▶ **What to produce**
Below is a block of records; repeat each one exactly.

▶ **Data extract**
· · ·
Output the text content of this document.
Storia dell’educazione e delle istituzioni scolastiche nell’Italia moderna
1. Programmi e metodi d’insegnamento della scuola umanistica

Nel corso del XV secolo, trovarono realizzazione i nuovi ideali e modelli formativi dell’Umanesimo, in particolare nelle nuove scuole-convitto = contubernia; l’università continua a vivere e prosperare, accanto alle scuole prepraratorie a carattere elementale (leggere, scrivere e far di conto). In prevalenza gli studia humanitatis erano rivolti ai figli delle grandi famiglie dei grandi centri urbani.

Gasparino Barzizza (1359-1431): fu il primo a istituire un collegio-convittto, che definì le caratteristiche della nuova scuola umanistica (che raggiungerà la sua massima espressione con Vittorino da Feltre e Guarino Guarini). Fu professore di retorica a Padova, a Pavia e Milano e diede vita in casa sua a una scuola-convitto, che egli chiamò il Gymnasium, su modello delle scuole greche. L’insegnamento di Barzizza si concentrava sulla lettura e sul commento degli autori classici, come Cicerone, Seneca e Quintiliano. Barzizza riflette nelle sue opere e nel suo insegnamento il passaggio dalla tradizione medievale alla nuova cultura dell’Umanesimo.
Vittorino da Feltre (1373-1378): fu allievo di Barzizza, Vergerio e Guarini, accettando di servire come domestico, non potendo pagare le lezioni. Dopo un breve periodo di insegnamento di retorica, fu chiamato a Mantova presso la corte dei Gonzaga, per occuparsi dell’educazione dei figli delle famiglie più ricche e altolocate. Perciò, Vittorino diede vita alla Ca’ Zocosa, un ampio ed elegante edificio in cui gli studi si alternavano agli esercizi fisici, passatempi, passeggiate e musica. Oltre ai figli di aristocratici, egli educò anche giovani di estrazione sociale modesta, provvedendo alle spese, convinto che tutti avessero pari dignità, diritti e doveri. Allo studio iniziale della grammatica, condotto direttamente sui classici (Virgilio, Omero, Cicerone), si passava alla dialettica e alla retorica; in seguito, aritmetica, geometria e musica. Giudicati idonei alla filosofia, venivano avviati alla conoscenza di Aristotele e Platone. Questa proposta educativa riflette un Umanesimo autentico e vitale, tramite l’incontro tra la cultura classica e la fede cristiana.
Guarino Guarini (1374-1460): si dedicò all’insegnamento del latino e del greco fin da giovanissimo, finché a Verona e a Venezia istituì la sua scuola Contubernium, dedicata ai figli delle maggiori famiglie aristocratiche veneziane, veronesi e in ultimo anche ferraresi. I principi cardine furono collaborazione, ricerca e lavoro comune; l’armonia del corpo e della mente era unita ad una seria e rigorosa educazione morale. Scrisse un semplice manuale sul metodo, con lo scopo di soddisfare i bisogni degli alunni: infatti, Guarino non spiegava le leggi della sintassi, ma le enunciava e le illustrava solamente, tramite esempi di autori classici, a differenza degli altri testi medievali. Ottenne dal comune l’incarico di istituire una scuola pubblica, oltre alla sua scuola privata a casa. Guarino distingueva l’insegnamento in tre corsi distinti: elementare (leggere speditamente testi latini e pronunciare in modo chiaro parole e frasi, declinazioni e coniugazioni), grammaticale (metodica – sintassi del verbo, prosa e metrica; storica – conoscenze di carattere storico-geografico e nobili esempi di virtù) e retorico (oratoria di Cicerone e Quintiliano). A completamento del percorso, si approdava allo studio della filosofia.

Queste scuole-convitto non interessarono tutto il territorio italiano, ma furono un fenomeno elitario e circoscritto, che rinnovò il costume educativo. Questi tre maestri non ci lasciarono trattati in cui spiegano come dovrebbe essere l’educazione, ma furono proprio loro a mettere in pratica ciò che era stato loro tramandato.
· · ·
▶ **Completed exercise**
Output the text content of this document.
Storia dell’educazione e delle istituzioni scolastiche nell’Italia moderna
1. Programmi e metodi d’insegnamento della scuola umanistica

Nel corso del XV secolo, trovarono realizzazione i nuovi ideali e modelli formativi dell’Umanesimo, in particolare nelle nuove scuole-convitto = contubernia; l’università continua a vivere e prosperare, accanto alle scuole prepraratorie a carattere elementale (leggere, scrivere e far di conto). In prevalenza gli studia humanitatis erano rivolti ai figli delle grandi famiglie dei grandi centri urbani.

Gasparino Barzizza (1359-1431): fu il primo a istituire un collegio-convittto, che definì le caratteristiche della nuova scuola umanistica (che raggiungerà la sua massima espressione con Vittorino da Feltre e Guarino Guarini). Fu professore di retorica a Padova, a Pavia e Milano e diede vita in casa sua a una scuola-convitto, che egli chiamò il Gymnasium, su modello delle scuole greche. L’insegnamento di Barzizza si concentrava sulla lettura e sul commento degli autori classici, come Cicerone, Seneca e Quintiliano. Barzizza riflette nelle sue opere e nel suo insegnamento il passaggio dalla tradizione medievale alla nuova cultura dell’Umanesimo.
Vittorino da Feltre (1373-1378): fu allievo di Barzizza, Vergerio e Guarini, accettando di servire come domestico, non potendo pagare le lezioni. Dopo un breve periodo di insegnamento di retorica, fu chiamato a Mantova presso la corte dei Gonzaga, per occuparsi dell’educazione dei figli delle famiglie più ricche e altolocate. Perciò, Vittorino diede vita alla Ca’ Zocosa, un ampio ed elegante edificio in cui gli studi si alternavano agli esercizi fisici, passatempi, passeggiate e musica. Oltre ai figli di aristocratici, egli educò anche giovani di estrazione sociale modesta, provvedendo alle spese, convinto che tutti avessero pari dignità, diritti e doveri. Allo studio iniziale della grammatica, condotto direttamente sui classici (Virgilio, Omero, Cicerone), si passava alla dialettica e alla retorica; in seguito, aritmetica, geometria e musica. Giudicati idonei alla filosofia, venivano avviati alla conoscenza di Aristotele e Platone. Questa proposta educativa riflette un Umanesimo autentico e vitale, tramite l’incontro tra la cultura classica e la fede cristiana.
Guarino Guarini (1374-1460): si dedicò all’insegnamento del latino e del greco fin da giovanissimo, finché a Verona e a Venezia istituì la sua scuola Contubernium, dedicata ai figli delle maggiori famiglie aristocratiche veneziane, veronesi e in ultimo anche ferraresi. I principi cardine furono collaborazione, ricerca e lavoro comune; l’armonia del corpo e della mente era unita ad una seria e rigorosa educazione morale. Scrisse un semplice manuale sul metodo, con lo scopo di soddisfare i bisogni degli alunni: infatti, Guarino non spiegava le leggi della sintassi, ma le enunciava e le illustrava solamente, tramite esempi di autori classici, a differenza degli altri testi medievali. Ottenne dal comune l’incarico di istituire una scuola pubblica, oltre alla sua scuola privata a casa. Guarino distingueva l’insegnamento in tre corsi distinti: elementare (leggere speditamente testi latini e pronunciare in modo chiaro parole e frasi, declinazioni e coniugazioni), grammaticale (metodica – sintassi del verbo, prosa e metrica; storica – conoscenze di carattere storico-geografico e nobili esempi di virtù) e retorico (oratoria di Cicerone e Quintiliano). A completamento del percorso, si approdava allo studio della filosofia.

Queste scuole-convitto non interessarono tutto il territorio italiano, ma furono un fenomeno elitario e circoscritto, che rinnovò il costume educativo. Questi tre maestri non ci lasciarono trattati in cui spiegano come dovrebbe essere l’educazione, ma furono proprio loro a mettere in pratica ciò che era stato loro tramandato.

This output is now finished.